TO DO: Rewrite the material from its first line up to and including the line with "section-heading: Four levels" as a Markdown table with two columns, Row and Line. Number each line in order and skip any blank ones.

##### AVAILABLE RECORDS #####

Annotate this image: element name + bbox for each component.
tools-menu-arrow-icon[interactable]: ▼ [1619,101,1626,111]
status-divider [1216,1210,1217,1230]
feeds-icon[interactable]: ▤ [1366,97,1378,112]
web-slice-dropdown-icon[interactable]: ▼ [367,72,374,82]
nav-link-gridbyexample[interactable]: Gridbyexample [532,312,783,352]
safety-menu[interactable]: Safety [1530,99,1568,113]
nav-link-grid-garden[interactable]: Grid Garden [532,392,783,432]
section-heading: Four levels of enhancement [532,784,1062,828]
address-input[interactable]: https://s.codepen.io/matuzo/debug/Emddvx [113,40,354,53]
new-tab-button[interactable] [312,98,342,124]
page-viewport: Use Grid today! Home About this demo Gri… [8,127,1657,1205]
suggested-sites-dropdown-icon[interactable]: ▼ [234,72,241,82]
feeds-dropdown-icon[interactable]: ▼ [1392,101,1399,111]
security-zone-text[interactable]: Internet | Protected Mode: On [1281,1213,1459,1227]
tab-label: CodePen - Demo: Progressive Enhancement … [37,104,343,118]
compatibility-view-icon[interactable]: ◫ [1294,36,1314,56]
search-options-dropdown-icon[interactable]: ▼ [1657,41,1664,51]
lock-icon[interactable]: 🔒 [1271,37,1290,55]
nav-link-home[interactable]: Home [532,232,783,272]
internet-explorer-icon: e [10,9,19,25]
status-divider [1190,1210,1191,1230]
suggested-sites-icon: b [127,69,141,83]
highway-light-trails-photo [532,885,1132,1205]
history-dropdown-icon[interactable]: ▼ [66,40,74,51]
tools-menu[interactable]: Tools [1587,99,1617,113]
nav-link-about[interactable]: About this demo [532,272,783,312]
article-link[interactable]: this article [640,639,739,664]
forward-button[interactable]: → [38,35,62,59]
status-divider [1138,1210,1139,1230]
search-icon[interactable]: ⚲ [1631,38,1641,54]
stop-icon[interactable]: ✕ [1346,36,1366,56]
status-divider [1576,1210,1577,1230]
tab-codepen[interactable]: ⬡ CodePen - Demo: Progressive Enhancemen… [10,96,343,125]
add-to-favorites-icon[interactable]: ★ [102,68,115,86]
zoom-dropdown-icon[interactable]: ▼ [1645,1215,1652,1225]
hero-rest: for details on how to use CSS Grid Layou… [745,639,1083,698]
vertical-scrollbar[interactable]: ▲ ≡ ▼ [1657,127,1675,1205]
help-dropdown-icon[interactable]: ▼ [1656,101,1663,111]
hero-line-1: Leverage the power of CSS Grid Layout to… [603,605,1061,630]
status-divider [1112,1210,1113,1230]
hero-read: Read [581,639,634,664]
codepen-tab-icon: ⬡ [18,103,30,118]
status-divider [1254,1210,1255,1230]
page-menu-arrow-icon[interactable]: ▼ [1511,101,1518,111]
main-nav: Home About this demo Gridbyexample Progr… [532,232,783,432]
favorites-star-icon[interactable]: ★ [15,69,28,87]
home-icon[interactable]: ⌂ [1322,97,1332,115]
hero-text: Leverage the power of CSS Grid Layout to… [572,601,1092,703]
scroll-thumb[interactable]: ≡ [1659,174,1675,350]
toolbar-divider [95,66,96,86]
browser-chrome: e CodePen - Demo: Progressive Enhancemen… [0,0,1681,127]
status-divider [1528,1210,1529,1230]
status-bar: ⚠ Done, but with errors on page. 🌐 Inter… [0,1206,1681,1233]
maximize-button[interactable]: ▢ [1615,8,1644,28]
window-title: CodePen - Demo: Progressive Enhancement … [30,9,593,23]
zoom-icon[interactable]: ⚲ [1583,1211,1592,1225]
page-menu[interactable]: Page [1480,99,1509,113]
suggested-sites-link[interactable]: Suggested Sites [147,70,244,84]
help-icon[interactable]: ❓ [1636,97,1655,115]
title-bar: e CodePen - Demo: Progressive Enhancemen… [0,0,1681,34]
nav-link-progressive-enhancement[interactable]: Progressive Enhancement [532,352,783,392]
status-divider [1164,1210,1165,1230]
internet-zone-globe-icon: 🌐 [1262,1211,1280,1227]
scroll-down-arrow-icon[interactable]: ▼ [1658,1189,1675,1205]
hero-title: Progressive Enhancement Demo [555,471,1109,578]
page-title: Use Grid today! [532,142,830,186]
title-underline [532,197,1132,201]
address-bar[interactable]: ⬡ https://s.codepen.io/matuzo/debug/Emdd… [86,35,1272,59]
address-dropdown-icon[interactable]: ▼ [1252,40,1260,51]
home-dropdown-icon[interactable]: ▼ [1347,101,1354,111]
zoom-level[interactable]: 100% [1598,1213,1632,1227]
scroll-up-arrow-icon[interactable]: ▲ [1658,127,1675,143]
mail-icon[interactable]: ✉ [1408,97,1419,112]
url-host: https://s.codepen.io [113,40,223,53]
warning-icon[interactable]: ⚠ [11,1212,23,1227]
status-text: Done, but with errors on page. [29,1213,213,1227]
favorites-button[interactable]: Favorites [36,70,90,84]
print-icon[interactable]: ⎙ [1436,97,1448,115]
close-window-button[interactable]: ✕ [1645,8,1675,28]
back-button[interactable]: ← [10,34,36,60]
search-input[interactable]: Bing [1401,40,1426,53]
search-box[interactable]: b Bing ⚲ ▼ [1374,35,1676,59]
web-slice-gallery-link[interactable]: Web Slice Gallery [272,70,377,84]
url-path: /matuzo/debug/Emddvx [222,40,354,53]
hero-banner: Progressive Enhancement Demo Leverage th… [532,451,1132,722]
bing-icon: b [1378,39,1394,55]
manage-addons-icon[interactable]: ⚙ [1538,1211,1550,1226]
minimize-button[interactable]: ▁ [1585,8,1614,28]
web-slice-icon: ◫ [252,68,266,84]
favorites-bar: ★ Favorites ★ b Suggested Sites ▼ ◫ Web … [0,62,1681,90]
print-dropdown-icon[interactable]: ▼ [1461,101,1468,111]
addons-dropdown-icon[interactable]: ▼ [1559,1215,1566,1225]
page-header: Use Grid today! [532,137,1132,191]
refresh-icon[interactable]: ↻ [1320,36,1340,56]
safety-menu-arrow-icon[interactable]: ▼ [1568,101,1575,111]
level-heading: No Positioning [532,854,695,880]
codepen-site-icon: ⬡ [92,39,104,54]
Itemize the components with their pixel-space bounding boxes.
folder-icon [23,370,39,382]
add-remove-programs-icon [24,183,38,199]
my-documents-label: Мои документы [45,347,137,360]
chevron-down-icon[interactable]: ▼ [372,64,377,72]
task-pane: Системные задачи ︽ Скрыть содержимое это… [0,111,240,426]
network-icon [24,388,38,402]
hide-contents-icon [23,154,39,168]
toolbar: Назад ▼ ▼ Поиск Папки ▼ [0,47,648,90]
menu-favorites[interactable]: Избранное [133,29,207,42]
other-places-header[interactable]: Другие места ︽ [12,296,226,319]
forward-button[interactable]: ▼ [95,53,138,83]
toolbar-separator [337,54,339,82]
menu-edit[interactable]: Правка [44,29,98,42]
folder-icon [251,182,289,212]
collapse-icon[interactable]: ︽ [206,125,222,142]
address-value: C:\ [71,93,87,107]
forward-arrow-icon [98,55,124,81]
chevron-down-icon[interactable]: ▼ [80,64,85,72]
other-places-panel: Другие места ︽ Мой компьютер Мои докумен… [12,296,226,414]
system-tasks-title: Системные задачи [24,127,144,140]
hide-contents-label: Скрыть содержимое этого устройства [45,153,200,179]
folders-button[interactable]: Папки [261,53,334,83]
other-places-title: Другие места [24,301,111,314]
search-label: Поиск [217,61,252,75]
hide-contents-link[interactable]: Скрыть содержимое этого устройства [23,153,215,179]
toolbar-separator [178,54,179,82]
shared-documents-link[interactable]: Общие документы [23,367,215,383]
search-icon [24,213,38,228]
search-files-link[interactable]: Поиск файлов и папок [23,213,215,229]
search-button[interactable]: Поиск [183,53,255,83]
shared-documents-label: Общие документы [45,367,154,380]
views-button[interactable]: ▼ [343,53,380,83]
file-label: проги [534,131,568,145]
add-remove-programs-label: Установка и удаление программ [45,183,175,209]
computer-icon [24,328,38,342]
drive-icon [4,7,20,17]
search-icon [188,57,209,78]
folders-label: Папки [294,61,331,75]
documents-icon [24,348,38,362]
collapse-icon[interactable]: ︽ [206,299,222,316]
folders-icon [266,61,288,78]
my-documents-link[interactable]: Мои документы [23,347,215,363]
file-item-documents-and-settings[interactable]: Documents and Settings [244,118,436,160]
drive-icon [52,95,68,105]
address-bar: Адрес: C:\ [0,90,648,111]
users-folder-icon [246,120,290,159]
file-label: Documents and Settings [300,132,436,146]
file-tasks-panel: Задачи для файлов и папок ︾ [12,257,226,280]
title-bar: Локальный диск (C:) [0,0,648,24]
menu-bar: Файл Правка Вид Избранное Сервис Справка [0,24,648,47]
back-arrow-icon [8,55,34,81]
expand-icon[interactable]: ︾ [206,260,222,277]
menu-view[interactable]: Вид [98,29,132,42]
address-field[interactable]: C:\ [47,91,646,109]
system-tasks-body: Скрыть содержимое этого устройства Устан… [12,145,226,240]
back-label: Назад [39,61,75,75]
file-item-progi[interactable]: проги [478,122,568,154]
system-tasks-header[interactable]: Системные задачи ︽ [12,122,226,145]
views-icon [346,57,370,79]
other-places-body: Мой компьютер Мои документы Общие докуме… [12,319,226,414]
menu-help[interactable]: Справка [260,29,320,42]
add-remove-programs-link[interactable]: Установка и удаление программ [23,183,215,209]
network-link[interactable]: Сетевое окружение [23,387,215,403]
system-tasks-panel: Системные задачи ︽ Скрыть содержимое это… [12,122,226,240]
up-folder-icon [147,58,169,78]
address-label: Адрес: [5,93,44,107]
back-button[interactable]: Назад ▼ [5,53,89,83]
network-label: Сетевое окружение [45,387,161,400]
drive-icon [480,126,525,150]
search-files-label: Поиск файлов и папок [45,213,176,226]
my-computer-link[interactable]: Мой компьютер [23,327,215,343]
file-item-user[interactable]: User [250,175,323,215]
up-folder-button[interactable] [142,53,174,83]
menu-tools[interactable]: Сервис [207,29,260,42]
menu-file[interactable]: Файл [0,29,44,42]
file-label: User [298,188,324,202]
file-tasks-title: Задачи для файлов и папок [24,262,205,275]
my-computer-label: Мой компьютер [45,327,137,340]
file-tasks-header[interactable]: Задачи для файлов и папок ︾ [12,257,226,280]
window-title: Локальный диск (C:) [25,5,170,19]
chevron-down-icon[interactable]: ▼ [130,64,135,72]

#####

CORRECT ANSWER:
| Row | Line |
|---|---|
| 1 | Annotate this image: element name + bbox for each component. |
| 2 | tools-menu-arrow-icon[interactable]: ▼ [1619,101,1626,111] |
| 3 | status-divider [1216,1210,1217,1230] |
| 4 | feeds-icon[interactable]: ▤ [1366,97,1378,112] |
| 5 | web-slice-dropdown-icon[interactable]: ▼ [367,72,374,82] |
| 6 | nav-link-gridbyexample[interactable]: Gridbyexample [532,312,783,352] |
| 7 | safety-menu[interactable]: Safety [1530,99,1568,113] |
| 8 | nav-link-grid-garden[interactable]: Grid Garden [532,392,783,432] |
| 9 | section-heading: Four levels of enhancement [532,784,1062,828] |